[THE DATA start]

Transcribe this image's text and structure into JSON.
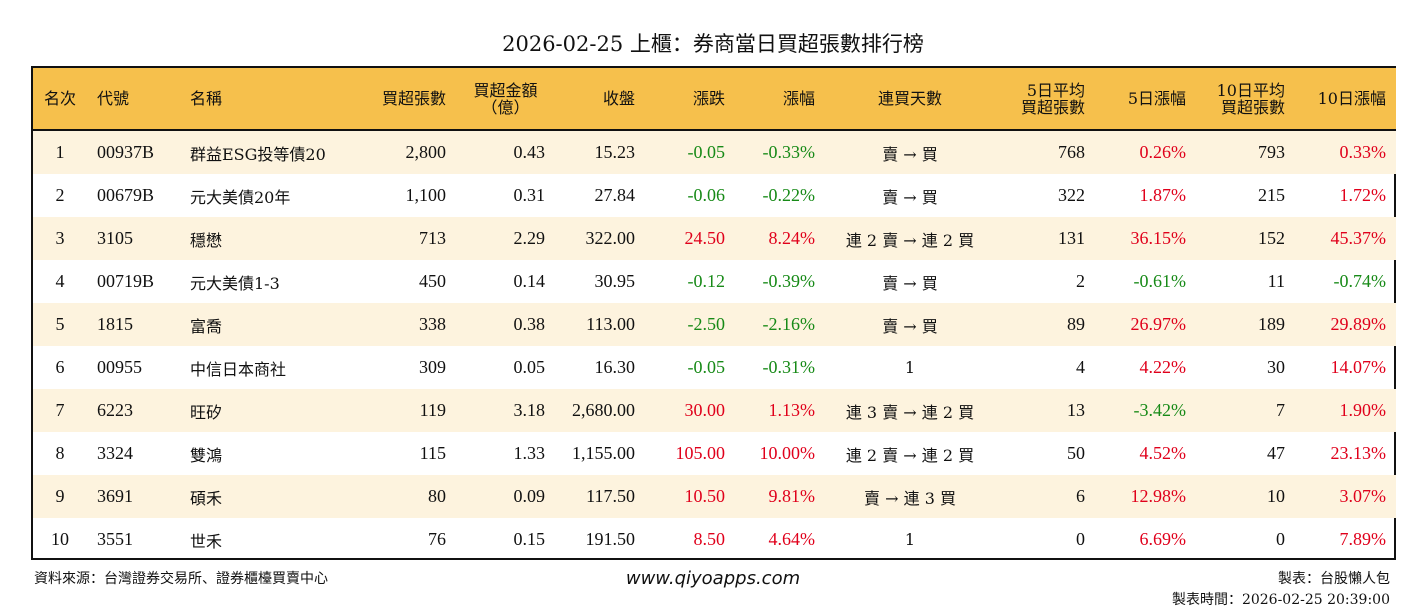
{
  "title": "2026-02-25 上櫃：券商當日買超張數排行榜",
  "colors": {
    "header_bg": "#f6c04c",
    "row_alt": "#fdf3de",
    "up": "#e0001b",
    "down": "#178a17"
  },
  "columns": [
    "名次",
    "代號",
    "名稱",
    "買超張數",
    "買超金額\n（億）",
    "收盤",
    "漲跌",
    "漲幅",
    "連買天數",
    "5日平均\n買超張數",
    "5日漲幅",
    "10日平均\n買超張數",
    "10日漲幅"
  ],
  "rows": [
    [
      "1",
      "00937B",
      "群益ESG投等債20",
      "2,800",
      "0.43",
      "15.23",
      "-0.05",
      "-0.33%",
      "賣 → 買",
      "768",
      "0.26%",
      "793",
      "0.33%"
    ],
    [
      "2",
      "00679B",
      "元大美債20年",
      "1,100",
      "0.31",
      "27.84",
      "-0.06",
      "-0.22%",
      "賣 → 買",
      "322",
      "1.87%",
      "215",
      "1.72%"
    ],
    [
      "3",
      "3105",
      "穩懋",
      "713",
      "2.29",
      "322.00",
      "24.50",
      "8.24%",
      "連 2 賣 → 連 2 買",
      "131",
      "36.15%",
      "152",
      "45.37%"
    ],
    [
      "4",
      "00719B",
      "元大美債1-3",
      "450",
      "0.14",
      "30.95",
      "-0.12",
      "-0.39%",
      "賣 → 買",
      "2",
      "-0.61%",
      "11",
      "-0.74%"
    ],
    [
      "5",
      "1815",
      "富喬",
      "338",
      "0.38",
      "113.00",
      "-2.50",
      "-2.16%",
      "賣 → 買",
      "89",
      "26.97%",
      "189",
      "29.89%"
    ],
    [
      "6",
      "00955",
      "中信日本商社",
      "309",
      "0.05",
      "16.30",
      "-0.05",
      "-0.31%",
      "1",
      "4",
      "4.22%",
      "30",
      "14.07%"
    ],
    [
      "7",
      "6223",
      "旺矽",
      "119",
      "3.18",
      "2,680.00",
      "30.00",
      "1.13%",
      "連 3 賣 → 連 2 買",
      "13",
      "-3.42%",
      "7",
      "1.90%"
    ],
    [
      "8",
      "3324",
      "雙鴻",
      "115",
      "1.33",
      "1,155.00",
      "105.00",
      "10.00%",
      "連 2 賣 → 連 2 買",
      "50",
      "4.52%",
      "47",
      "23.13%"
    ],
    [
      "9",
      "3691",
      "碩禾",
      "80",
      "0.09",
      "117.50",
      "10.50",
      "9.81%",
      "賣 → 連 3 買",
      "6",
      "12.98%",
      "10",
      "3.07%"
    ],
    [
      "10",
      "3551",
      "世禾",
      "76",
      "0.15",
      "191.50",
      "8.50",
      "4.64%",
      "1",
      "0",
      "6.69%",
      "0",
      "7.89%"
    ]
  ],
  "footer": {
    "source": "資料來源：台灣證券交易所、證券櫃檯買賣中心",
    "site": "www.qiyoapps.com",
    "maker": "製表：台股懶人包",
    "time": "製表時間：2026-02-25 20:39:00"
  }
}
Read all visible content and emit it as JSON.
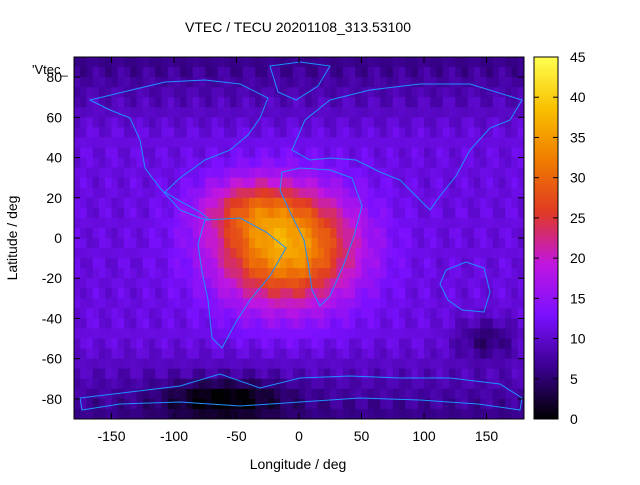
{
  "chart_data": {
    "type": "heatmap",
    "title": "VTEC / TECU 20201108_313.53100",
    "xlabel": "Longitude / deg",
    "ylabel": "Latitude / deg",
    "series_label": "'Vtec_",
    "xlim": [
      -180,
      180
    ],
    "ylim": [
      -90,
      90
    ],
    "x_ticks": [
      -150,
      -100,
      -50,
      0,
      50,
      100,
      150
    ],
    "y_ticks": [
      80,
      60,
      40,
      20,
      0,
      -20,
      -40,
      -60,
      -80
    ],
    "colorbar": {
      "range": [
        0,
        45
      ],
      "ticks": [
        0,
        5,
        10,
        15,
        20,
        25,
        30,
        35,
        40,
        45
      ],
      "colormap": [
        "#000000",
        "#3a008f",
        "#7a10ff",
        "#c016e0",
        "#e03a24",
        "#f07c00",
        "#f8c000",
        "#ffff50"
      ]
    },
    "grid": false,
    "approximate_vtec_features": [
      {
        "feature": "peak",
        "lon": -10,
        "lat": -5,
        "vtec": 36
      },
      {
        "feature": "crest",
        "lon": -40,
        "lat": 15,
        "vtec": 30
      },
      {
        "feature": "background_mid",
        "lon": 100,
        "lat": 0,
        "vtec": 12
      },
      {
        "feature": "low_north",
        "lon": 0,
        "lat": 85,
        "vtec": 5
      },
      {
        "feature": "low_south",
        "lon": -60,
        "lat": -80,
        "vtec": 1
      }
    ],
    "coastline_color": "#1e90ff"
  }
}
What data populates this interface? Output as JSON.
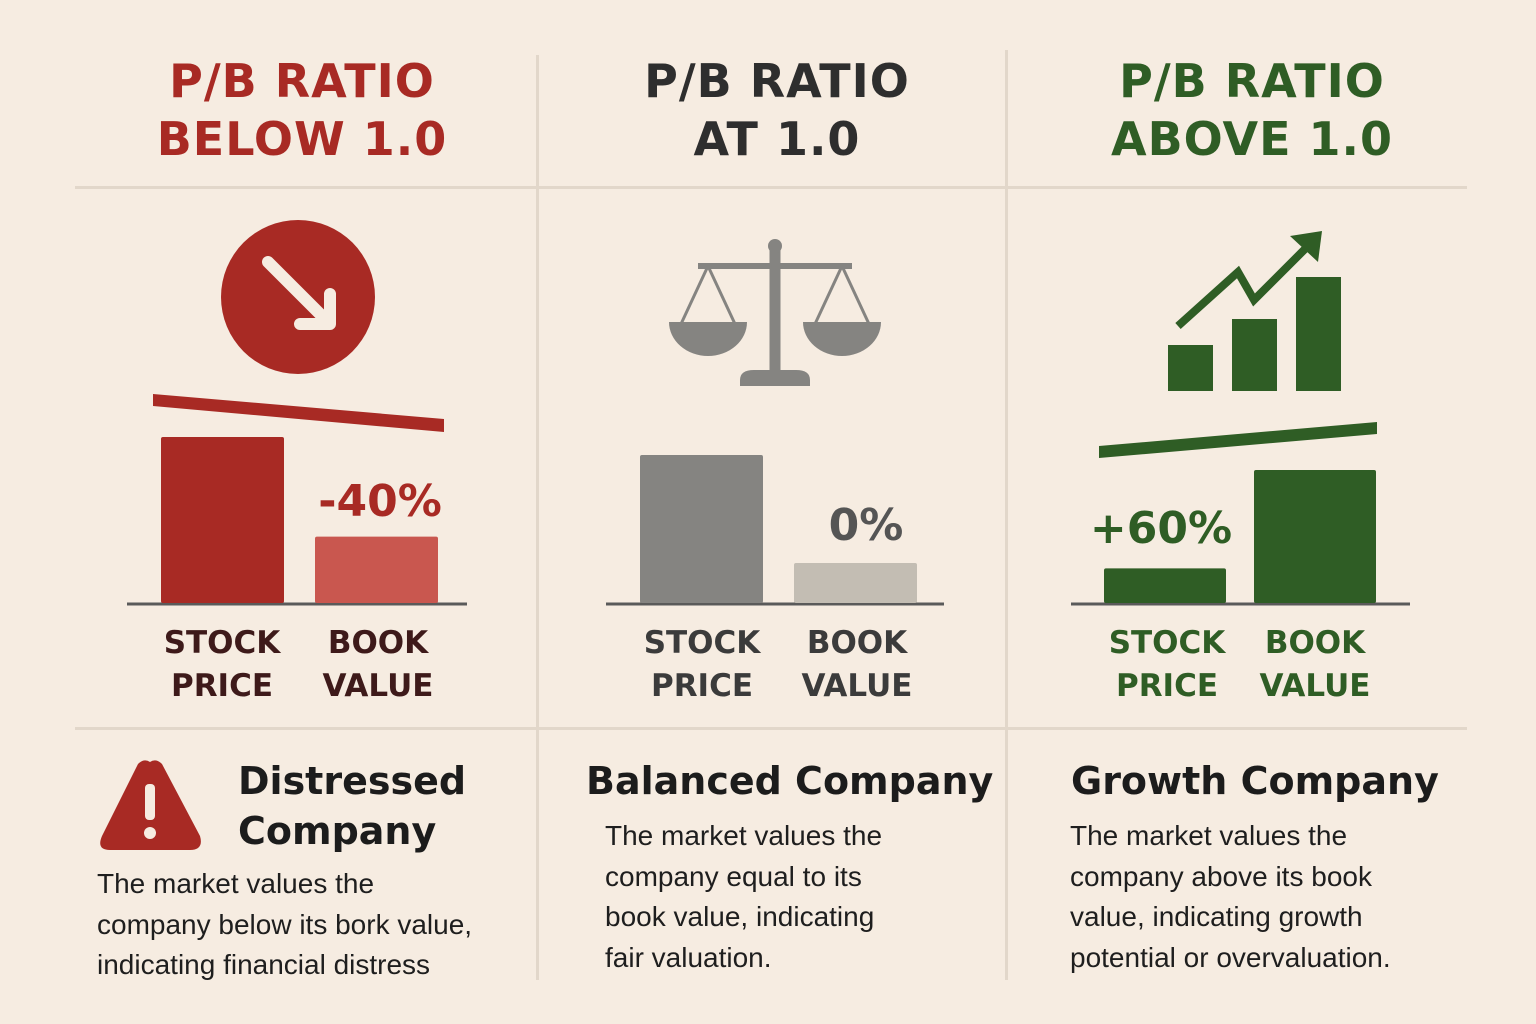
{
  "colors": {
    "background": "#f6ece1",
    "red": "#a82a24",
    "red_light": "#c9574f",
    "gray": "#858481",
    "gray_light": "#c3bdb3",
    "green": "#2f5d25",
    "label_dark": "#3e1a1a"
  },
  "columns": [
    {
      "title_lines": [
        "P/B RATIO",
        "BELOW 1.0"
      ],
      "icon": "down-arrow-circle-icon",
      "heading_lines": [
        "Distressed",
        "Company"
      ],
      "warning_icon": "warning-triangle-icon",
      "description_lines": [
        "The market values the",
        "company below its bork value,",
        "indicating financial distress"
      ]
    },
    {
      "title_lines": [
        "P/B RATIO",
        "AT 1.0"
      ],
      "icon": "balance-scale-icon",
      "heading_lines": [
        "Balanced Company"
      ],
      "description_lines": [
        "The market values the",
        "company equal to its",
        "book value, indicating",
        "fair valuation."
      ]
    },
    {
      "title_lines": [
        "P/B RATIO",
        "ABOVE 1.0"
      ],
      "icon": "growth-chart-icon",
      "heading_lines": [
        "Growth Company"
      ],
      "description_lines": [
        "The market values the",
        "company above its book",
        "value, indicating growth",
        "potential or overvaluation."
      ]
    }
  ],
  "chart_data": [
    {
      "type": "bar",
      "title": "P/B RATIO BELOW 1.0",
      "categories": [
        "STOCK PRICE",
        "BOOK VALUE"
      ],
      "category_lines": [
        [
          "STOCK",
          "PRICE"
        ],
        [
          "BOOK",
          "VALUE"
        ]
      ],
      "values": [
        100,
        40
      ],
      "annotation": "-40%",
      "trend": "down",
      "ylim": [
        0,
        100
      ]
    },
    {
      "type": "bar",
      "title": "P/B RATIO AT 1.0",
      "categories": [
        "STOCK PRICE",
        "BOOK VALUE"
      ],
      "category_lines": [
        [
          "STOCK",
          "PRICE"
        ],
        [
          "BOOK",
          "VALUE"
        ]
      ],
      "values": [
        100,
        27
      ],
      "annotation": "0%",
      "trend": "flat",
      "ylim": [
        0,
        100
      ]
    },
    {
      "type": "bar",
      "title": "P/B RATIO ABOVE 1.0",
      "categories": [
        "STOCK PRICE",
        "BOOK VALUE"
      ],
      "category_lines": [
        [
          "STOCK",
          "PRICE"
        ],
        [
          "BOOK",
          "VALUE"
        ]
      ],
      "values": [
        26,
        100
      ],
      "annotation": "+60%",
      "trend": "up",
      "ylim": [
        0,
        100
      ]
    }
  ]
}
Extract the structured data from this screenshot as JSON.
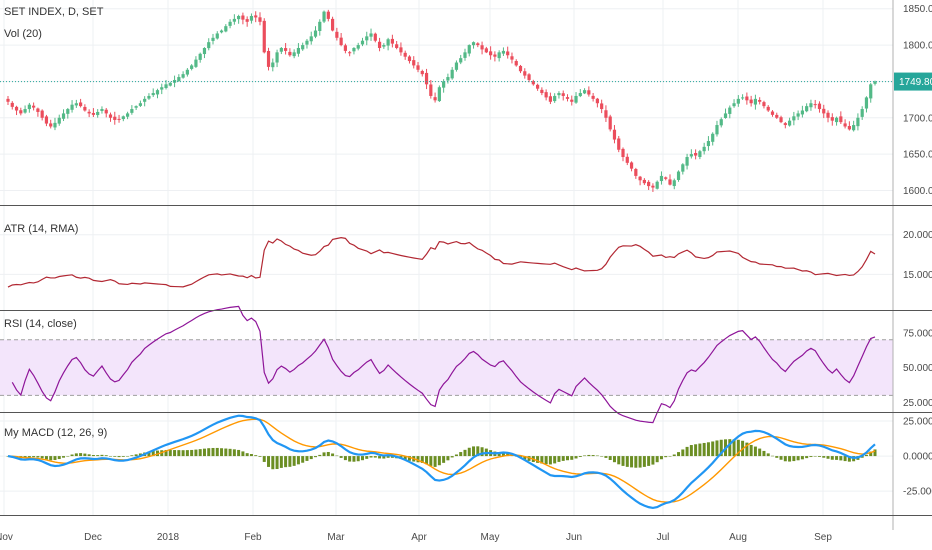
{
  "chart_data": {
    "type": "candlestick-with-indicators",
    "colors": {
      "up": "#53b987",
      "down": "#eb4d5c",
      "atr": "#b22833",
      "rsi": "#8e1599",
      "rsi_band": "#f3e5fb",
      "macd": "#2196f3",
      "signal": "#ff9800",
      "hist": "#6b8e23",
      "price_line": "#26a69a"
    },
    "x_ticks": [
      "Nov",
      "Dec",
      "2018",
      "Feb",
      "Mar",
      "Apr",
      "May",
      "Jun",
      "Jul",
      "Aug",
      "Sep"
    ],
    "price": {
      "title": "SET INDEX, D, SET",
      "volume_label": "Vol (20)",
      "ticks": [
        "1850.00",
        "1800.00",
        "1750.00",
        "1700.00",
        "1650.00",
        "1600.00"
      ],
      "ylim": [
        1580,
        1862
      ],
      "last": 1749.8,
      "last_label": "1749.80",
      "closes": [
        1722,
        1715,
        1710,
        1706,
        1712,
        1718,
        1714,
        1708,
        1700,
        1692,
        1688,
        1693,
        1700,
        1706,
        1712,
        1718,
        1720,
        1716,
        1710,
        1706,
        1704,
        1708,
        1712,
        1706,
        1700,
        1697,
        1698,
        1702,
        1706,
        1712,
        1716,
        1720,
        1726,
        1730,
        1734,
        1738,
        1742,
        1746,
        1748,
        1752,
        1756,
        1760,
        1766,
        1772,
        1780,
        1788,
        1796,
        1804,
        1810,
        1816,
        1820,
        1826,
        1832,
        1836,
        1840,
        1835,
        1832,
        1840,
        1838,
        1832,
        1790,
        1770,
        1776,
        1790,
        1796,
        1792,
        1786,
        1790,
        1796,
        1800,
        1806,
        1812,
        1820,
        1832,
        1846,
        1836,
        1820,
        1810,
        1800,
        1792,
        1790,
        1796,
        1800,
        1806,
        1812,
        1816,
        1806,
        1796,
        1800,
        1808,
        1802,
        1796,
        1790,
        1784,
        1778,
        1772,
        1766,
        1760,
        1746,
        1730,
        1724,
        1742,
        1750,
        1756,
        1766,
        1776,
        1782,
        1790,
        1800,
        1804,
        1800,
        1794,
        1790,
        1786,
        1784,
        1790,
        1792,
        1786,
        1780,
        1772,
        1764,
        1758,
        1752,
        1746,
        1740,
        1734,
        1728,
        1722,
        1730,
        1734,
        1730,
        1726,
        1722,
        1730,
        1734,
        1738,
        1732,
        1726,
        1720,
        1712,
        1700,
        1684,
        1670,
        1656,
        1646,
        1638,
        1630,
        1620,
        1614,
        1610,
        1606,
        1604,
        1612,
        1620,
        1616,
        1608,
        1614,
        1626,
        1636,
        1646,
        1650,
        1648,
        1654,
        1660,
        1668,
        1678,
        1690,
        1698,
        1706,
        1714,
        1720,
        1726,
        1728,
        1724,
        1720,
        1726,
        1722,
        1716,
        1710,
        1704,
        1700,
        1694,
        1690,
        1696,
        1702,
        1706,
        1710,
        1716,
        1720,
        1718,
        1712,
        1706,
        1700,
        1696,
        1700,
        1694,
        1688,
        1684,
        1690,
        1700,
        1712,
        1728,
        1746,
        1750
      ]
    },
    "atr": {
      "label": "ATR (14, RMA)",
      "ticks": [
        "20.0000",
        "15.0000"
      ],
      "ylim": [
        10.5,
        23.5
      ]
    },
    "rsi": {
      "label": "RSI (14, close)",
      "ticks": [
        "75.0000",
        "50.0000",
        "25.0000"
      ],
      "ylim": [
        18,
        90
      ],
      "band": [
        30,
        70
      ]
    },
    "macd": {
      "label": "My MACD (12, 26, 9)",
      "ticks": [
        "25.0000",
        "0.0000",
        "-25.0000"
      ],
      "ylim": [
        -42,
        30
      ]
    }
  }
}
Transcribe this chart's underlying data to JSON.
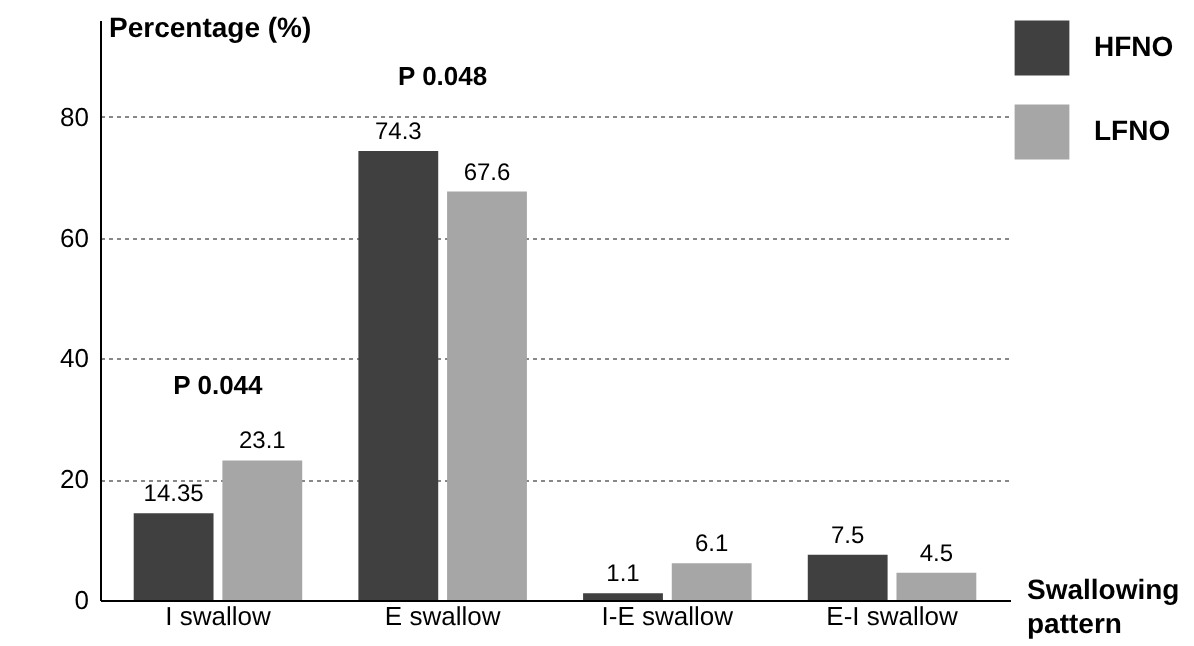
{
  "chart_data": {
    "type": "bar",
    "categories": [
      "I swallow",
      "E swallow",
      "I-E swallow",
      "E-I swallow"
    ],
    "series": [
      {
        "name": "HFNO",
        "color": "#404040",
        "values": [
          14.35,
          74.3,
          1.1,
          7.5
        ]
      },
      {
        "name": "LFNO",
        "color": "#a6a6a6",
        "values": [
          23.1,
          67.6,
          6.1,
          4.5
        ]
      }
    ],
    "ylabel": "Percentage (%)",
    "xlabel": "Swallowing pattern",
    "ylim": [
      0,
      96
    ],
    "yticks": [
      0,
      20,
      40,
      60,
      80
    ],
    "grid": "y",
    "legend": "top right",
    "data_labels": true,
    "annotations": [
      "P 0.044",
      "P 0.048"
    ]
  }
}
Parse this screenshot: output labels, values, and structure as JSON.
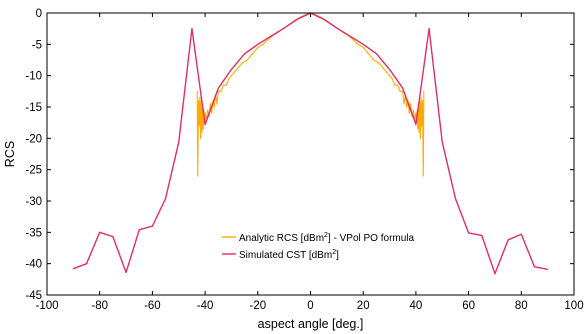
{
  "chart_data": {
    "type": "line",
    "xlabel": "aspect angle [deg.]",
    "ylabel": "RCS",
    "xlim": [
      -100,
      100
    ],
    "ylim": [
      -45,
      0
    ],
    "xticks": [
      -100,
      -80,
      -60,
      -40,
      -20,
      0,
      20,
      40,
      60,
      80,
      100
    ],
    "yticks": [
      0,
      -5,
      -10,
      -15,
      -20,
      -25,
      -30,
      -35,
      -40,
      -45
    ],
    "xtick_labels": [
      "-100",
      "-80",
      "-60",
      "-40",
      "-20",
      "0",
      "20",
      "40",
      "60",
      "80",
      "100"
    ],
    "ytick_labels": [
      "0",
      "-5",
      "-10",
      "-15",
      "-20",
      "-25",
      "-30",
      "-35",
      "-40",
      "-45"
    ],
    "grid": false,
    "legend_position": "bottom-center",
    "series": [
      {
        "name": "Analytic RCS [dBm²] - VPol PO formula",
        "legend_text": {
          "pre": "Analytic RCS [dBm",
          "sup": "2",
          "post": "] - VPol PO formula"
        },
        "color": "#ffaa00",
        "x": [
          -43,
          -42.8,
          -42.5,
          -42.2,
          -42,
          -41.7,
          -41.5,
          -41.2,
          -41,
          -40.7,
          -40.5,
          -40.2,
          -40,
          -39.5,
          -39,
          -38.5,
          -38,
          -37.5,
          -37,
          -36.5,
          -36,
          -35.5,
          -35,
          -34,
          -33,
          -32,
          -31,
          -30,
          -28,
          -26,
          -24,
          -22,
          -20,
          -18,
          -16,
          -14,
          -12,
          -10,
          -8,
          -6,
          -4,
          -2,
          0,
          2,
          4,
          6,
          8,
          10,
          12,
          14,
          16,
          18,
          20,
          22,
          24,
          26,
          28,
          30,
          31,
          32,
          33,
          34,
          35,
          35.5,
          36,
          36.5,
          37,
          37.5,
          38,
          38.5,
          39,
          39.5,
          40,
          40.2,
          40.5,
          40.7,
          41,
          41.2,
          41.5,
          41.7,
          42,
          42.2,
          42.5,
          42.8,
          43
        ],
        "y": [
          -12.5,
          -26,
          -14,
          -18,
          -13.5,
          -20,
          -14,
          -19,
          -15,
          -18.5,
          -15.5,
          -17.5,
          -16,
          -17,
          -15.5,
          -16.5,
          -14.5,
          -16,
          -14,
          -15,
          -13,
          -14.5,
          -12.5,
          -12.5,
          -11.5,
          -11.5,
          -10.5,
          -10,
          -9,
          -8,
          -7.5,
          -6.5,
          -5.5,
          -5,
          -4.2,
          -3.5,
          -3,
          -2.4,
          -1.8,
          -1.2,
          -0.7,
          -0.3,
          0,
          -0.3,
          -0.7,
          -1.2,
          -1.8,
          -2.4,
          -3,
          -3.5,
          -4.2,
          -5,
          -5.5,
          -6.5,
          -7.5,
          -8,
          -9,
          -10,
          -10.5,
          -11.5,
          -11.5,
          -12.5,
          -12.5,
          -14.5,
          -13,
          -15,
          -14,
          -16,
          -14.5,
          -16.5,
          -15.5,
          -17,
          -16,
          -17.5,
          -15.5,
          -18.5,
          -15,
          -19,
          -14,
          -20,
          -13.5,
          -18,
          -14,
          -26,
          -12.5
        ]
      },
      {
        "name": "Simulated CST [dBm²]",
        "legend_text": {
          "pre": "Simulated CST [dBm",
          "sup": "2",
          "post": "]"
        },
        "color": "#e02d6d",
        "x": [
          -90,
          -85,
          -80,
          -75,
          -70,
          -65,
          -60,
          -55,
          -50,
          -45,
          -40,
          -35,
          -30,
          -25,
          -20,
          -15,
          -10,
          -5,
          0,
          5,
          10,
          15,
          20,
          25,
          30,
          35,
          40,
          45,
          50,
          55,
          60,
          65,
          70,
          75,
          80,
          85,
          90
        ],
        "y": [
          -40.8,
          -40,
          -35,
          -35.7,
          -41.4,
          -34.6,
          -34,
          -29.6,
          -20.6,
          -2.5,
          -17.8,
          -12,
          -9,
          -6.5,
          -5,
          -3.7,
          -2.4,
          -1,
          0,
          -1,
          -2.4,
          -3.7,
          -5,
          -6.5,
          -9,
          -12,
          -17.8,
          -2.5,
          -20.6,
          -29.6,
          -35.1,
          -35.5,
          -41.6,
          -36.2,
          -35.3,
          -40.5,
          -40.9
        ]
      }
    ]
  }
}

[THE DATA end]

Scan the listing above and identify each line holding the string "this"; copy every such line.

Transcribe this image's text and structure into JSON.
What data populates this interface? Output as JSON.
Extract the structured data from this screenshot as JSON.
Transcribe this chart's underlying data to JSON.
Parse this screenshot: output labels, values, and structure as JSON.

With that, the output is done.